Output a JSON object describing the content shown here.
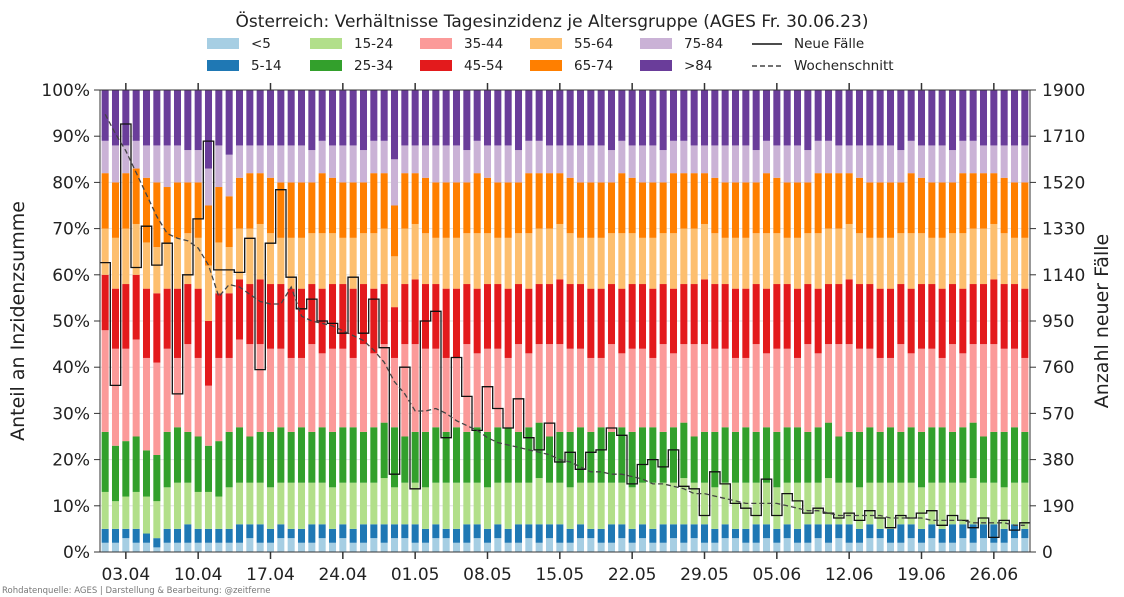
{
  "chart_data": {
    "type": "bar",
    "title": "Österreich: Verhältnisse Tagesinzidenz je Altersgruppe (AGES Fr. 30.06.23)",
    "ylabel_left": "Anteil an Inzidenzsumme",
    "ylabel_right": "Anzahl neuer Fälle",
    "source": "Rohdatenquelle: AGES | Darstellung & Bearbeitung: @zeitferne",
    "ylim_left": [
      0,
      100
    ],
    "ylim_right": [
      0,
      1900
    ],
    "left_ticks": [
      "0%",
      "10%",
      "20%",
      "30%",
      "40%",
      "50%",
      "60%",
      "70%",
      "80%",
      "90%",
      "100%"
    ],
    "right_ticks": [
      "0",
      "190",
      "380",
      "570",
      "760",
      "950",
      "1140",
      "1330",
      "1520",
      "1710",
      "1900"
    ],
    "x_ticks": [
      {
        "label": "03.04",
        "day": 2
      },
      {
        "label": "10.04",
        "day": 9
      },
      {
        "label": "17.04",
        "day": 16
      },
      {
        "label": "24.04",
        "day": 23
      },
      {
        "label": "01.05",
        "day": 30
      },
      {
        "label": "08.05",
        "day": 37
      },
      {
        "label": "15.05",
        "day": 44
      },
      {
        "label": "22.05",
        "day": 51
      },
      {
        "label": "29.05",
        "day": 58
      },
      {
        "label": "05.06",
        "day": 65
      },
      {
        "label": "12.06",
        "day": 72
      },
      {
        "label": "19.06",
        "day": 79
      },
      {
        "label": "26.06",
        "day": 86
      }
    ],
    "grid": true,
    "legend_position": "top",
    "age_groups": [
      {
        "name": "<5",
        "color": "#a6cee3"
      },
      {
        "name": "5-14",
        "color": "#1f78b4"
      },
      {
        "name": "15-24",
        "color": "#b2df8a"
      },
      {
        "name": "25-34",
        "color": "#33a02c"
      },
      {
        "name": "35-44",
        "color": "#fb9a99"
      },
      {
        "name": "45-54",
        "color": "#e31a1c"
      },
      {
        "name": "55-64",
        "color": "#fdbf6f"
      },
      {
        "name": "65-74",
        "color": "#ff7f00"
      },
      {
        "name": "75-84",
        "color": "#cab2d6"
      },
      {
        "name": ">84",
        "color": "#6a3d9a"
      }
    ],
    "line_series": [
      {
        "name": "Neue Fälle",
        "style": "solid",
        "color": "#111111"
      },
      {
        "name": "Wochenschnitt",
        "style": "dashed",
        "color": "#444444"
      }
    ],
    "dates": [
      "2023-04-01",
      "2023-04-02",
      "2023-04-03",
      "2023-04-04",
      "2023-04-05",
      "2023-04-06",
      "2023-04-07",
      "2023-04-08",
      "2023-04-09",
      "2023-04-10",
      "2023-04-11",
      "2023-04-12",
      "2023-04-13",
      "2023-04-14",
      "2023-04-15",
      "2023-04-16",
      "2023-04-17",
      "2023-04-18",
      "2023-04-19",
      "2023-04-20",
      "2023-04-21",
      "2023-04-22",
      "2023-04-23",
      "2023-04-24",
      "2023-04-25",
      "2023-04-26",
      "2023-04-27",
      "2023-04-28",
      "2023-04-29",
      "2023-04-30",
      "2023-05-01",
      "2023-05-02",
      "2023-05-03",
      "2023-05-04",
      "2023-05-05",
      "2023-05-06",
      "2023-05-07",
      "2023-05-08",
      "2023-05-09",
      "2023-05-10",
      "2023-05-11",
      "2023-05-12",
      "2023-05-13",
      "2023-05-14",
      "2023-05-15",
      "2023-05-16",
      "2023-05-17",
      "2023-05-18",
      "2023-05-19",
      "2023-05-20",
      "2023-05-21",
      "2023-05-22",
      "2023-05-23",
      "2023-05-24",
      "2023-05-25",
      "2023-05-26",
      "2023-05-27",
      "2023-05-28",
      "2023-05-29",
      "2023-05-30",
      "2023-05-31",
      "2023-06-01",
      "2023-06-02",
      "2023-06-03",
      "2023-06-04",
      "2023-06-05",
      "2023-06-06",
      "2023-06-07",
      "2023-06-08",
      "2023-06-09",
      "2023-06-10",
      "2023-06-11",
      "2023-06-12",
      "2023-06-13",
      "2023-06-14",
      "2023-06-15",
      "2023-06-16",
      "2023-06-17",
      "2023-06-18",
      "2023-06-19",
      "2023-06-20",
      "2023-06-21",
      "2023-06-22",
      "2023-06-23",
      "2023-06-24",
      "2023-06-25",
      "2023-06-26",
      "2023-06-27",
      "2023-06-28",
      "2023-06-29"
    ],
    "shares_pct": [
      [
        2,
        3,
        8,
        13,
        22,
        12,
        10,
        12,
        7,
        11
      ],
      [
        2,
        3,
        6,
        12,
        21,
        13,
        11,
        12,
        8,
        12
      ],
      [
        3,
        2,
        7,
        12,
        20,
        14,
        12,
        12,
        6,
        12
      ],
      [
        2,
        3,
        8,
        12,
        21,
        14,
        11,
        12,
        6,
        11
      ],
      [
        2,
        2,
        8,
        10,
        20,
        15,
        10,
        14,
        7,
        12
      ],
      [
        1,
        2,
        8,
        10,
        20,
        15,
        10,
        14,
        8,
        12
      ],
      [
        2,
        3,
        9,
        12,
        18,
        13,
        10,
        12,
        9,
        12
      ],
      [
        2,
        3,
        10,
        12,
        15,
        15,
        11,
        12,
        8,
        12
      ],
      [
        2,
        4,
        9,
        11,
        19,
        13,
        11,
        11,
        7,
        13
      ],
      [
        2,
        3,
        8,
        12,
        17,
        15,
        11,
        12,
        7,
        13
      ],
      [
        2,
        3,
        8,
        10,
        13,
        14,
        12,
        13,
        8,
        17
      ],
      [
        2,
        3,
        7,
        12,
        18,
        14,
        11,
        12,
        9,
        12
      ],
      [
        2,
        3,
        9,
        12,
        16,
        14,
        10,
        11,
        9,
        14
      ],
      [
        2,
        4,
        9,
        12,
        19,
        13,
        11,
        11,
        7,
        12
      ],
      [
        3,
        3,
        9,
        10,
        20,
        13,
        12,
        12,
        6,
        12
      ],
      [
        2,
        4,
        9,
        11,
        19,
        14,
        12,
        11,
        6,
        12
      ],
      [
        2,
        3,
        9,
        12,
        18,
        14,
        11,
        12,
        7,
        12
      ],
      [
        3,
        3,
        9,
        12,
        17,
        14,
        10,
        12,
        8,
        12
      ],
      [
        3,
        2,
        10,
        11,
        16,
        15,
        11,
        12,
        8,
        12
      ],
      [
        2,
        3,
        10,
        12,
        15,
        15,
        11,
        12,
        8,
        12
      ],
      [
        2,
        4,
        9,
        11,
        19,
        13,
        11,
        11,
        7,
        13
      ],
      [
        3,
        3,
        9,
        12,
        16,
        14,
        12,
        13,
        7,
        11
      ],
      [
        2,
        3,
        9,
        12,
        18,
        14,
        11,
        12,
        7,
        12
      ],
      [
        3,
        3,
        9,
        12,
        17,
        14,
        10,
        12,
        8,
        12
      ],
      [
        2,
        3,
        10,
        12,
        15,
        15,
        11,
        12,
        8,
        12
      ],
      [
        2,
        4,
        9,
        11,
        19,
        13,
        11,
        11,
        7,
        13
      ],
      [
        3,
        3,
        9,
        12,
        16,
        14,
        12,
        13,
        7,
        11
      ],
      [
        2,
        4,
        10,
        12,
        17,
        13,
        12,
        12,
        7,
        11
      ],
      [
        3,
        3,
        8,
        13,
        15,
        11,
        11,
        11,
        10,
        15
      ],
      [
        3,
        3,
        9,
        10,
        20,
        13,
        12,
        12,
        6,
        12
      ],
      [
        2,
        4,
        9,
        11,
        19,
        14,
        12,
        11,
        6,
        12
      ],
      [
        2,
        3,
        9,
        12,
        18,
        14,
        11,
        12,
        7,
        12
      ],
      [
        3,
        3,
        9,
        12,
        17,
        14,
        10,
        12,
        8,
        12
      ],
      [
        3,
        2,
        10,
        11,
        16,
        15,
        11,
        12,
        8,
        12
      ],
      [
        2,
        3,
        10,
        12,
        15,
        15,
        11,
        12,
        8,
        12
      ],
      [
        2,
        4,
        9,
        11,
        19,
        13,
        11,
        11,
        7,
        13
      ],
      [
        3,
        3,
        9,
        12,
        16,
        14,
        12,
        13,
        7,
        11
      ],
      [
        2,
        3,
        9,
        12,
        18,
        14,
        11,
        12,
        7,
        12
      ],
      [
        3,
        3,
        9,
        12,
        17,
        14,
        10,
        12,
        8,
        12
      ],
      [
        2,
        3,
        10,
        12,
        15,
        15,
        11,
        12,
        8,
        12
      ],
      [
        2,
        4,
        9,
        11,
        19,
        13,
        11,
        11,
        7,
        13
      ],
      [
        3,
        3,
        9,
        12,
        16,
        14,
        12,
        13,
        7,
        11
      ],
      [
        2,
        4,
        10,
        12,
        17,
        13,
        12,
        12,
        7,
        11
      ],
      [
        3,
        3,
        9,
        10,
        20,
        13,
        12,
        12,
        6,
        12
      ],
      [
        2,
        4,
        9,
        11,
        19,
        14,
        12,
        11,
        6,
        12
      ],
      [
        2,
        3,
        9,
        12,
        18,
        14,
        11,
        12,
        7,
        12
      ],
      [
        3,
        3,
        9,
        12,
        17,
        14,
        10,
        12,
        8,
        12
      ],
      [
        3,
        2,
        10,
        11,
        16,
        15,
        11,
        12,
        8,
        12
      ],
      [
        2,
        3,
        10,
        12,
        15,
        15,
        11,
        12,
        8,
        12
      ],
      [
        2,
        4,
        9,
        11,
        19,
        13,
        11,
        11,
        7,
        13
      ],
      [
        3,
        3,
        9,
        12,
        16,
        14,
        12,
        13,
        7,
        11
      ],
      [
        2,
        3,
        9,
        12,
        18,
        14,
        11,
        12,
        7,
        12
      ],
      [
        3,
        3,
        9,
        12,
        17,
        14,
        10,
        12,
        8,
        12
      ],
      [
        2,
        3,
        10,
        12,
        15,
        15,
        11,
        12,
        8,
        12
      ],
      [
        2,
        4,
        9,
        11,
        19,
        13,
        11,
        11,
        7,
        13
      ],
      [
        3,
        3,
        9,
        12,
        16,
        14,
        12,
        13,
        7,
        11
      ],
      [
        2,
        4,
        10,
        12,
        17,
        13,
        12,
        12,
        7,
        11
      ],
      [
        3,
        3,
        9,
        10,
        20,
        13,
        12,
        12,
        6,
        12
      ],
      [
        2,
        4,
        9,
        11,
        19,
        14,
        12,
        11,
        6,
        12
      ],
      [
        2,
        3,
        9,
        12,
        18,
        14,
        11,
        12,
        7,
        12
      ],
      [
        3,
        3,
        9,
        12,
        17,
        14,
        10,
        12,
        8,
        12
      ],
      [
        3,
        2,
        10,
        11,
        16,
        15,
        11,
        12,
        8,
        12
      ],
      [
        2,
        3,
        10,
        12,
        15,
        15,
        11,
        12,
        8,
        12
      ],
      [
        2,
        4,
        9,
        11,
        19,
        13,
        11,
        11,
        7,
        13
      ],
      [
        3,
        3,
        9,
        12,
        16,
        14,
        12,
        13,
        7,
        11
      ],
      [
        2,
        3,
        9,
        12,
        18,
        14,
        11,
        12,
        7,
        12
      ],
      [
        3,
        3,
        9,
        12,
        17,
        14,
        10,
        12,
        8,
        12
      ],
      [
        2,
        3,
        10,
        12,
        15,
        15,
        11,
        12,
        8,
        12
      ],
      [
        2,
        4,
        9,
        11,
        19,
        13,
        11,
        11,
        7,
        13
      ],
      [
        3,
        3,
        9,
        12,
        16,
        14,
        12,
        13,
        7,
        11
      ],
      [
        2,
        4,
        10,
        12,
        17,
        13,
        12,
        12,
        7,
        11
      ],
      [
        3,
        3,
        9,
        10,
        20,
        13,
        12,
        12,
        6,
        12
      ],
      [
        2,
        4,
        9,
        11,
        19,
        14,
        12,
        11,
        6,
        12
      ],
      [
        2,
        3,
        9,
        12,
        18,
        14,
        11,
        12,
        7,
        12
      ],
      [
        3,
        3,
        9,
        12,
        17,
        14,
        10,
        12,
        8,
        12
      ],
      [
        3,
        2,
        10,
        11,
        16,
        15,
        11,
        12,
        8,
        12
      ],
      [
        2,
        3,
        10,
        12,
        15,
        15,
        11,
        12,
        8,
        12
      ],
      [
        2,
        4,
        9,
        11,
        19,
        13,
        11,
        11,
        7,
        13
      ],
      [
        3,
        3,
        9,
        12,
        16,
        14,
        12,
        13,
        7,
        11
      ],
      [
        2,
        3,
        9,
        12,
        18,
        14,
        11,
        12,
        7,
        12
      ],
      [
        3,
        3,
        9,
        12,
        17,
        14,
        10,
        12,
        8,
        12
      ],
      [
        2,
        3,
        10,
        12,
        15,
        15,
        11,
        12,
        8,
        12
      ],
      [
        2,
        4,
        9,
        11,
        19,
        13,
        11,
        11,
        7,
        13
      ],
      [
        3,
        3,
        9,
        12,
        16,
        14,
        12,
        13,
        7,
        11
      ],
      [
        2,
        4,
        10,
        12,
        17,
        13,
        12,
        12,
        7,
        11
      ],
      [
        3,
        3,
        9,
        10,
        20,
        13,
        12,
        12,
        6,
        12
      ],
      [
        2,
        4,
        9,
        11,
        19,
        14,
        12,
        11,
        6,
        12
      ],
      [
        2,
        3,
        9,
        12,
        18,
        14,
        11,
        12,
        7,
        12
      ],
      [
        3,
        3,
        9,
        12,
        17,
        14,
        10,
        12,
        8,
        12
      ],
      [
        3,
        2,
        10,
        11,
        16,
        15,
        11,
        12,
        8,
        12
      ]
    ],
    "neue_faelle": [
      1190,
      685,
      1760,
      1170,
      1340,
      1180,
      1270,
      650,
      1140,
      1370,
      1690,
      1160,
      1160,
      1150,
      1290,
      750,
      1270,
      1490,
      1130,
      1000,
      1040,
      950,
      940,
      900,
      1130,
      900,
      1040,
      840,
      320,
      760,
      260,
      950,
      990,
      470,
      800,
      640,
      500,
      680,
      590,
      510,
      630,
      470,
      420,
      530,
      370,
      410,
      340,
      410,
      420,
      510,
      480,
      280,
      360,
      380,
      350,
      420,
      270,
      260,
      150,
      330,
      280,
      200,
      180,
      150,
      300,
      150,
      240,
      210,
      160,
      180,
      160,
      140,
      160,
      130,
      170,
      140,
      100,
      150,
      140,
      160,
      170,
      110,
      150,
      130,
      100,
      140,
      60,
      130,
      90,
      120
    ],
    "wochenschnitt": [
      1800,
      1720,
      1650,
      1560,
      1470,
      1380,
      1310,
      1290,
      1280,
      1250,
      1180,
      1050,
      1100,
      1090,
      1060,
      1030,
      1020,
      1020,
      1090,
      970,
      950,
      940,
      930,
      910,
      890,
      870,
      830,
      780,
      700,
      650,
      580,
      580,
      590,
      570,
      540,
      520,
      500,
      470,
      450,
      440,
      430,
      420,
      410,
      400,
      380,
      370,
      350,
      330,
      330,
      320,
      320,
      310,
      300,
      280,
      280,
      270,
      260,
      240,
      240,
      230,
      220,
      210,
      200,
      200,
      200,
      200,
      190,
      180,
      170,
      170,
      160,
      150,
      150,
      150,
      150,
      150,
      140,
      140,
      140,
      140,
      130,
      130,
      130,
      130,
      120,
      120,
      120,
      120,
      110,
      110
    ]
  }
}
== == ==
→ Exercise task: Say how many lines in the records contain the string "name", and say nothing else.

→ Response below: 12